<<<<

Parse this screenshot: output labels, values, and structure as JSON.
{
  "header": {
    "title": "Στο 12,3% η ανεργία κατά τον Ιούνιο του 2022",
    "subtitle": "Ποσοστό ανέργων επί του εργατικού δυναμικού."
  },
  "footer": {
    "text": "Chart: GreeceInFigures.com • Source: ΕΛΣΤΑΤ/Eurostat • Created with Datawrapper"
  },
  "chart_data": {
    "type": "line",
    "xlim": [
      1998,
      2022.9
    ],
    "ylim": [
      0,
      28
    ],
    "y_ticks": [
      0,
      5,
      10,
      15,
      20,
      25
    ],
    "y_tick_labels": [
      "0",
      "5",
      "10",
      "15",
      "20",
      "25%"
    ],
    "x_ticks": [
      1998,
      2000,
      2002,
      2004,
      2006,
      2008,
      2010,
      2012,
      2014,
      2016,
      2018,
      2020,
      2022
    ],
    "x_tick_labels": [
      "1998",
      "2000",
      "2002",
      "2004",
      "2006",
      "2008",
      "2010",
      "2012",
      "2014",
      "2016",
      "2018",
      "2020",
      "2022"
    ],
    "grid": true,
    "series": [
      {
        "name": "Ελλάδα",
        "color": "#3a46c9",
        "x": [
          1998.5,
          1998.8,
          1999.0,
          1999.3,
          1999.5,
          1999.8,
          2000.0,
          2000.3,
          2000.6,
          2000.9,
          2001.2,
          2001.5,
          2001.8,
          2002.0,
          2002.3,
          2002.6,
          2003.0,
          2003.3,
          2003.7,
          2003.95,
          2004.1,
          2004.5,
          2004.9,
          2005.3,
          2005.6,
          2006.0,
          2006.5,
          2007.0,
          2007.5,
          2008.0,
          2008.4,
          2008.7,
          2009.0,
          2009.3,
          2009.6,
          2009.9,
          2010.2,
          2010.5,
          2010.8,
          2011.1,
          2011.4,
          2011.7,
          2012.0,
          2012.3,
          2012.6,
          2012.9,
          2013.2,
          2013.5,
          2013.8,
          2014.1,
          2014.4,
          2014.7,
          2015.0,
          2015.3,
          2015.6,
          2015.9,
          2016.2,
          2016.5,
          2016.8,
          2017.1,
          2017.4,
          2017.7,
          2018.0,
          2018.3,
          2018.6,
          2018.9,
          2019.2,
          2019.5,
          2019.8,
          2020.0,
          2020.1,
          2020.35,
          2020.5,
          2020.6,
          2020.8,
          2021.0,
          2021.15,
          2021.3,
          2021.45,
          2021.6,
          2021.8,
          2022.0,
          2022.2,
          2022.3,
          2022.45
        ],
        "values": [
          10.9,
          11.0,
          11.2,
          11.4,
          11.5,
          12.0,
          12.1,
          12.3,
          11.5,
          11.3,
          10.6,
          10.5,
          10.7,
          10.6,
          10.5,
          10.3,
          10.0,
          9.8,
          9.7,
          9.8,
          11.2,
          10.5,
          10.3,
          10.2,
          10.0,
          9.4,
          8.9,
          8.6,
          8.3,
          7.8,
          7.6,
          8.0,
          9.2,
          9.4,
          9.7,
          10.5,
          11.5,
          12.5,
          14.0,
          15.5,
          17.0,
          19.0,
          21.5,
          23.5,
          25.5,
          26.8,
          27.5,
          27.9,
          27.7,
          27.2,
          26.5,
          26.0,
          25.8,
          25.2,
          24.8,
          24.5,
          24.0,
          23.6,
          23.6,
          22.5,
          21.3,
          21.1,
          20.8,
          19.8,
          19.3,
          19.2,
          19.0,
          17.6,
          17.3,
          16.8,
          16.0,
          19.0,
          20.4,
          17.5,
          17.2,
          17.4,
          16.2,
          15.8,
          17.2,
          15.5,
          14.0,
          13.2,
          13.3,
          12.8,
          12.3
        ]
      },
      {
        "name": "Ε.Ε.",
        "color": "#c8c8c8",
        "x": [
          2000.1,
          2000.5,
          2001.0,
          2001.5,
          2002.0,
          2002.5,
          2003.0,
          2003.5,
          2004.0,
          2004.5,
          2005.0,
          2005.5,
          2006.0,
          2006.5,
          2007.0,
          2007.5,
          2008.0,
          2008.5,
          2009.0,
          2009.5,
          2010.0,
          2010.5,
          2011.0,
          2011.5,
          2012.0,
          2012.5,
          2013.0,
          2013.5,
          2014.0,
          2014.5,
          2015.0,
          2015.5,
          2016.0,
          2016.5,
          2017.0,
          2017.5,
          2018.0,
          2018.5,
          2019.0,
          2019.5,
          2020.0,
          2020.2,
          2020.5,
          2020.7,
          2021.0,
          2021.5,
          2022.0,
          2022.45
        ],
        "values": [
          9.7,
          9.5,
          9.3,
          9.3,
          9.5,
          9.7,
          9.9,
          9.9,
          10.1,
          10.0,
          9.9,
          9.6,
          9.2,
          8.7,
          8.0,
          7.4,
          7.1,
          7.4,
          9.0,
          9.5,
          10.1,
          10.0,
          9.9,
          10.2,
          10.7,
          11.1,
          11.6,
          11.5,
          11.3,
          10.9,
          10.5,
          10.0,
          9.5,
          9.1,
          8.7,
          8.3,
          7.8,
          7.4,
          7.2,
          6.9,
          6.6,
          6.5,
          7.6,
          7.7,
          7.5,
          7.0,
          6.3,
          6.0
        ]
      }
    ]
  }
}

>>>>

◆ TASK GOAL: Your task is to quote all of the data word for word.

◆ OUTPUT FOR THIS TASK:
Parse this screenshot: output labels, values, and structure as JSON.
{
  "header": {
    "title": "Στο 12,3% η ανεργία κατά τον Ιούνιο του 2022",
    "subtitle": "Ποσοστό ανέργων επί του εργατικού δυναμικού."
  },
  "footer": {
    "text": "Chart: GreeceInFigures.com • Source: ΕΛΣΤΑΤ/Eurostat • Created with Datawrapper"
  },
  "chart_data": {
    "type": "line",
    "xlim": [
      1998,
      2022.9
    ],
    "ylim": [
      0,
      28
    ],
    "y_ticks": [
      0,
      5,
      10,
      15,
      20,
      25
    ],
    "y_tick_labels": [
      "0",
      "5",
      "10",
      "15",
      "20",
      "25%"
    ],
    "x_ticks": [
      1998,
      2000,
      2002,
      2004,
      2006,
      2008,
      2010,
      2012,
      2014,
      2016,
      2018,
      2020,
      2022
    ],
    "x_tick_labels": [
      "1998",
      "2000",
      "2002",
      "2004",
      "2006",
      "2008",
      "2010",
      "2012",
      "2014",
      "2016",
      "2018",
      "2020",
      "2022"
    ],
    "grid": true,
    "series": [
      {
        "name": "Ελλάδα",
        "color": "#3a46c9",
        "x": [
          1998.5,
          1998.8,
          1999.0,
          1999.3,
          1999.5,
          1999.8,
          2000.0,
          2000.3,
          2000.6,
          2000.9,
          2001.2,
          2001.5,
          2001.8,
          2002.0,
          2002.3,
          2002.6,
          2003.0,
          2003.3,
          2003.7,
          2003.95,
          2004.1,
          2004.5,
          2004.9,
          2005.3,
          2005.6,
          2006.0,
          2006.5,
          2007.0,
          2007.5,
          2008.0,
          2008.4,
          2008.7,
          2009.0,
          2009.3,
          2009.6,
          2009.9,
          2010.2,
          2010.5,
          2010.8,
          2011.1,
          2011.4,
          2011.7,
          2012.0,
          2012.3,
          2012.6,
          2012.9,
          2013.2,
          2013.5,
          2013.8,
          2014.1,
          2014.4,
          2014.7,
          2015.0,
          2015.3,
          2015.6,
          2015.9,
          2016.2,
          2016.5,
          2016.8,
          2017.1,
          2017.4,
          2017.7,
          2018.0,
          2018.3,
          2018.6,
          2018.9,
          2019.2,
          2019.5,
          2019.8,
          2020.0,
          2020.1,
          2020.35,
          2020.5,
          2020.6,
          2020.8,
          2021.0,
          2021.15,
          2021.3,
          2021.45,
          2021.6,
          2021.8,
          2022.0,
          2022.2,
          2022.3,
          2022.45
        ],
        "values": [
          10.9,
          11.0,
          11.2,
          11.4,
          11.5,
          12.0,
          12.1,
          12.3,
          11.5,
          11.3,
          10.6,
          10.5,
          10.7,
          10.6,
          10.5,
          10.3,
          10.0,
          9.8,
          9.7,
          9.8,
          11.2,
          10.5,
          10.3,
          10.2,
          10.0,
          9.4,
          8.9,
          8.6,
          8.3,
          7.8,
          7.6,
          8.0,
          9.2,
          9.4,
          9.7,
          10.5,
          11.5,
          12.5,
          14.0,
          15.5,
          17.0,
          19.0,
          21.5,
          23.5,
          25.5,
          26.8,
          27.5,
          27.9,
          27.7,
          27.2,
          26.5,
          26.0,
          25.8,
          25.2,
          24.8,
          24.5,
          24.0,
          23.6,
          23.6,
          22.5,
          21.3,
          21.1,
          20.8,
          19.8,
          19.3,
          19.2,
          19.0,
          17.6,
          17.3,
          16.8,
          16.0,
          19.0,
          20.4,
          17.5,
          17.2,
          17.4,
          16.2,
          15.8,
          17.2,
          15.5,
          14.0,
          13.2,
          13.3,
          12.8,
          12.3
        ]
      },
      {
        "name": "Ε.Ε.",
        "color": "#c8c8c8",
        "x": [
          2000.1,
          2000.5,
          2001.0,
          2001.5,
          2002.0,
          2002.5,
          2003.0,
          2003.5,
          2004.0,
          2004.5,
          2005.0,
          2005.5,
          2006.0,
          2006.5,
          2007.0,
          2007.5,
          2008.0,
          2008.5,
          2009.0,
          2009.5,
          2010.0,
          2010.5,
          2011.0,
          2011.5,
          2012.0,
          2012.5,
          2013.0,
          2013.5,
          2014.0,
          2014.5,
          2015.0,
          2015.5,
          2016.0,
          2016.5,
          2017.0,
          2017.5,
          2018.0,
          2018.5,
          2019.0,
          2019.5,
          2020.0,
          2020.2,
          2020.5,
          2020.7,
          2021.0,
          2021.5,
          2022.0,
          2022.45
        ],
        "values": [
          9.7,
          9.5,
          9.3,
          9.3,
          9.5,
          9.7,
          9.9,
          9.9,
          10.1,
          10.0,
          9.9,
          9.6,
          9.2,
          8.7,
          8.0,
          7.4,
          7.1,
          7.4,
          9.0,
          9.5,
          10.1,
          10.0,
          9.9,
          10.2,
          10.7,
          11.1,
          11.6,
          11.5,
          11.3,
          10.9,
          10.5,
          10.0,
          9.5,
          9.1,
          8.7,
          8.3,
          7.8,
          7.4,
          7.2,
          6.9,
          6.6,
          6.5,
          7.6,
          7.7,
          7.5,
          7.0,
          6.3,
          6.0
        ]
      }
    ]
  }
}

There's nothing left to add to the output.